> Given data:
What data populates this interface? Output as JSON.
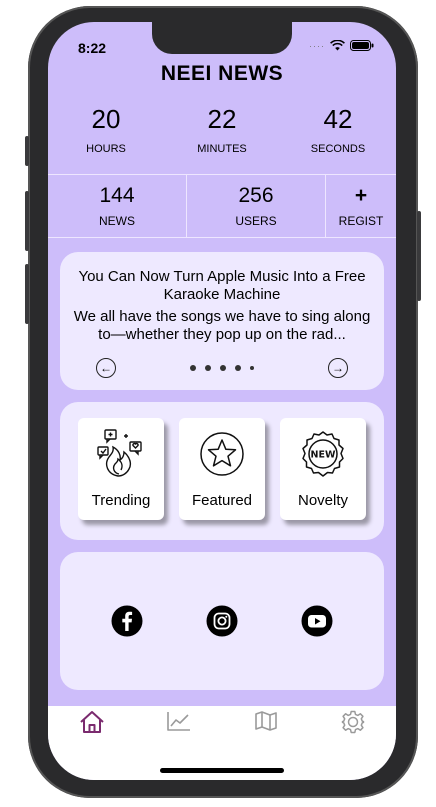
{
  "status": {
    "time": "8:22"
  },
  "app": {
    "title": "NEEI NEWS"
  },
  "countdown": [
    {
      "value": "20",
      "label": "HOURS"
    },
    {
      "value": "22",
      "label": "MINUTES"
    },
    {
      "value": "42",
      "label": "SECONDS"
    }
  ],
  "stats": {
    "news": {
      "value": "144",
      "label": "NEWS"
    },
    "users": {
      "value": "256",
      "label": "USERS"
    },
    "register": {
      "value": "+",
      "label": "REGIST"
    }
  },
  "news_card": {
    "headline": "You Can Now Turn Apple Music Into a Free Karaoke Machine",
    "excerpt": "We all have the songs we have to sing along to—whether they pop up on the rad...",
    "active_slide": 1,
    "slide_count": 5
  },
  "categories": [
    {
      "label": "Trending",
      "icon": "trending-icon"
    },
    {
      "label": "Featured",
      "icon": "star-icon"
    },
    {
      "label": "Novelty",
      "icon": "new-badge-icon"
    }
  ],
  "social": [
    "facebook-icon",
    "instagram-icon",
    "youtube-icon"
  ],
  "tabs": [
    {
      "icon": "home-icon",
      "active": true
    },
    {
      "icon": "chart-icon",
      "active": false
    },
    {
      "icon": "map-icon",
      "active": false
    },
    {
      "icon": "settings-icon",
      "active": false
    }
  ],
  "colors": {
    "background": "#cdbdfa",
    "card": "#eee9ff",
    "active_tab": "#7a2a6e",
    "inactive_tab": "#9a9a9a"
  }
}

> What to produce: Looking back at the lines above, state how many contain the word "label", and supply nothing besides the number.

> Output for this exercise: 9